◆ Task prompt ◆
Check each line of the records below for the word "screenshot" and copy those where it appears.

◆ Entries provided ◆

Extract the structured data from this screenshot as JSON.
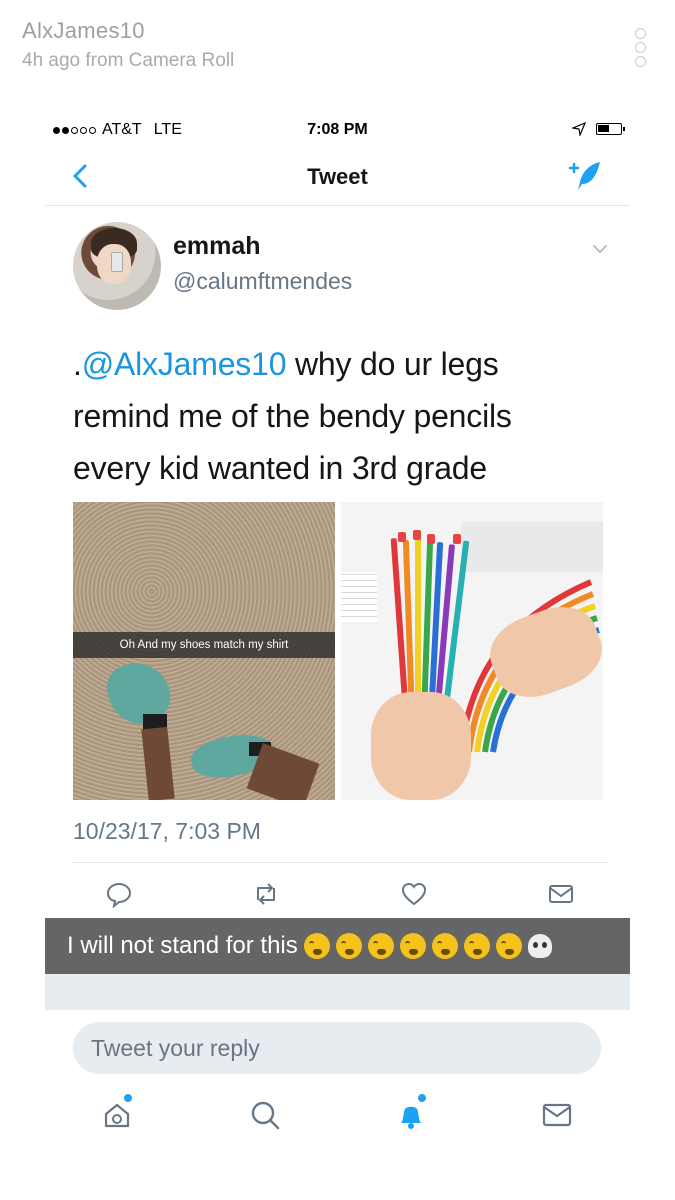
{
  "story": {
    "username": "AlxJames10",
    "subtitle": "4h ago from Camera Roll"
  },
  "status_bar": {
    "carrier": "AT&T",
    "network": "LTE",
    "time": "7:08 PM"
  },
  "nav": {
    "title": "Tweet"
  },
  "tweet": {
    "display_name": "emmah",
    "handle": "@calumftmendes",
    "text_prefix": ".",
    "mention": "@AlxJames10",
    "text_body": " why do ur legs remind me of the bendy pencils every kid wanted in 3rd grade",
    "image1_caption": "Oh And my shoes match my shirt",
    "timestamp": "10/23/17, 7:03 PM"
  },
  "caption": {
    "text": "I will not stand for this",
    "emojis": [
      "weary-face",
      "weary-face",
      "weary-face",
      "weary-face",
      "weary-face",
      "weary-face",
      "weary-face",
      "skull"
    ]
  },
  "reply": {
    "placeholder": "Tweet your reply"
  },
  "colors": {
    "accent": "#1DA1F2",
    "mention": "#1B95E0",
    "secondary_text": "#657786"
  }
}
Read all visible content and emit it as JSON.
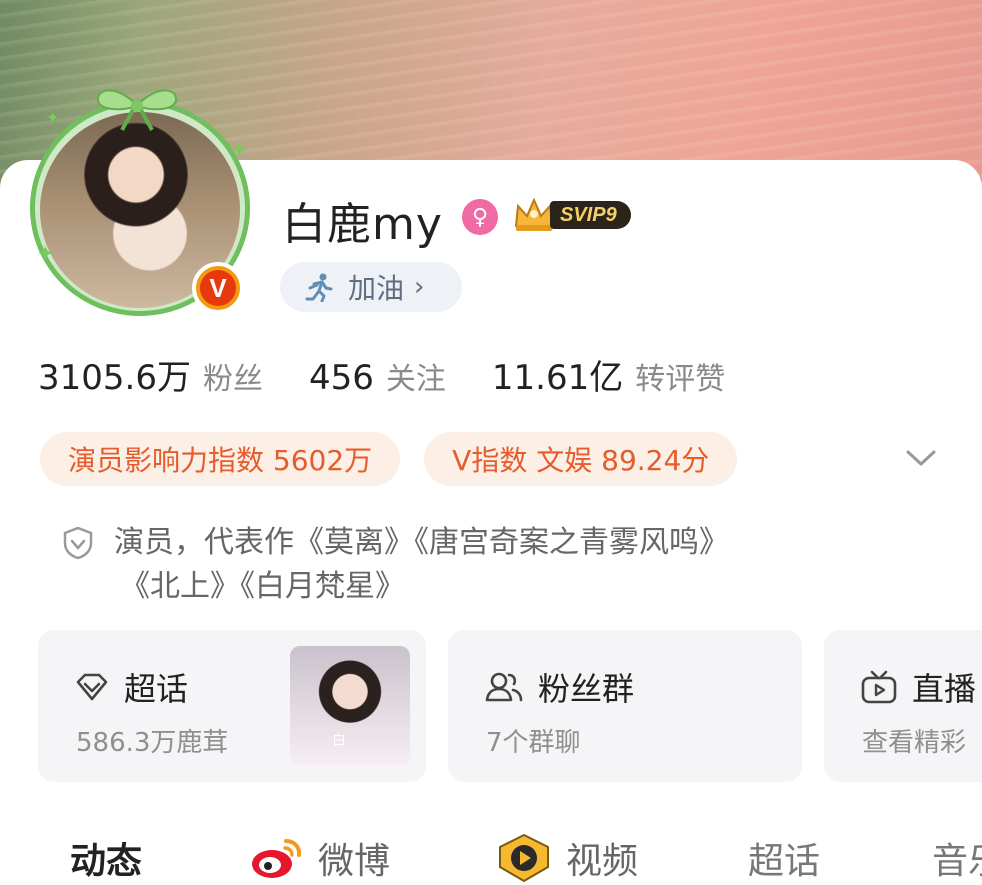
{
  "profile": {
    "name": "白鹿my",
    "svip_label": "SVIP9",
    "status": "加油",
    "status_chevron": "›",
    "verified_badge": "V"
  },
  "stats": [
    {
      "value": "3105.6万",
      "label": "粉丝"
    },
    {
      "value": "456",
      "label": "关注"
    },
    {
      "value": "11.61亿",
      "label": "转评赞"
    }
  ],
  "chips": [
    "演员影响力指数 5602万",
    "V指数 文娱 89.24分"
  ],
  "bio": {
    "line1": "演员，代表作《莫离》《唐宫奇案之青雾风鸣》",
    "line2": "《北上》《白月梵星》"
  },
  "cards": [
    {
      "title": "超话",
      "subtitle": "586.3万鹿茸",
      "icon": "diamond-icon",
      "thumb_mark": "白"
    },
    {
      "title": "粉丝群",
      "subtitle": "7个群聊",
      "icon": "group-icon"
    },
    {
      "title": "直播",
      "subtitle": "查看精彩",
      "icon": "tv-icon"
    }
  ],
  "tabs": [
    {
      "label": "动态",
      "active": true
    },
    {
      "label": "微博",
      "icon": "weibo-icon"
    },
    {
      "label": "视频",
      "icon": "video-icon"
    },
    {
      "label": "超话"
    },
    {
      "label": "音乐"
    }
  ],
  "colors": {
    "accent_orange": "#e65c2c",
    "chip_bg": "#fbefe6",
    "card_bg": "#f5f5f7",
    "avatar_ring": "#6fbf5e",
    "gender_pink": "#f06ba3"
  }
}
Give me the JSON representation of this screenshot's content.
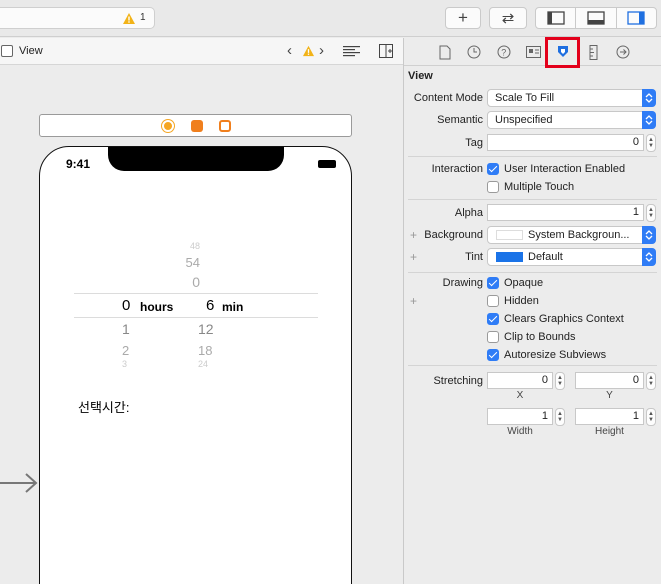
{
  "toolbar": {
    "status_count": "1",
    "add_symbol": "+",
    "swap_symbol": "⇄"
  },
  "editor": {
    "title": "View"
  },
  "device": {
    "time": "9:41",
    "picker": {
      "hours_above": [
        "48",
        "54",
        "0"
      ],
      "mins_above": [],
      "selected_hours": "0",
      "hours_unit": "hours",
      "selected_min": "6",
      "min_unit": "min",
      "hours_below": [
        "1",
        "2",
        "3"
      ],
      "mins_below": [
        "12",
        "18",
        "24"
      ]
    },
    "selected_time_label": "선택시간:"
  },
  "inspector": {
    "section_title": "View",
    "content_mode": {
      "label": "Content Mode",
      "value": "Scale To Fill"
    },
    "semantic": {
      "label": "Semantic",
      "value": "Unspecified"
    },
    "tag": {
      "label": "Tag",
      "value": "0"
    },
    "interaction": {
      "label": "Interaction",
      "user_interaction": "User Interaction Enabled",
      "multiple_touch": "Multiple Touch"
    },
    "alpha": {
      "label": "Alpha",
      "value": "1"
    },
    "background": {
      "label": "Background",
      "value": "System Backgroun..."
    },
    "tint": {
      "label": "Tint",
      "value": "Default",
      "color": "#1a73e8"
    },
    "drawing": {
      "label": "Drawing",
      "opaque": "Opaque",
      "hidden": "Hidden",
      "clears": "Clears Graphics Context",
      "clip": "Clip to Bounds",
      "autoresize": "Autoresize Subviews"
    },
    "stretching": {
      "label": "Stretching",
      "x": "0",
      "y": "0",
      "width": "1",
      "height": "1",
      "x_label": "X",
      "y_label": "Y",
      "width_label": "Width",
      "height_label": "Height"
    }
  },
  "colors": {
    "accent": "#2f7cf6",
    "highlight": "#e3001b",
    "warning": "#f2b318"
  }
}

◆ Completed exercise ◆
Extract the structured data from this screenshot as JSON.
Give me the JSON representation of this screenshot's content.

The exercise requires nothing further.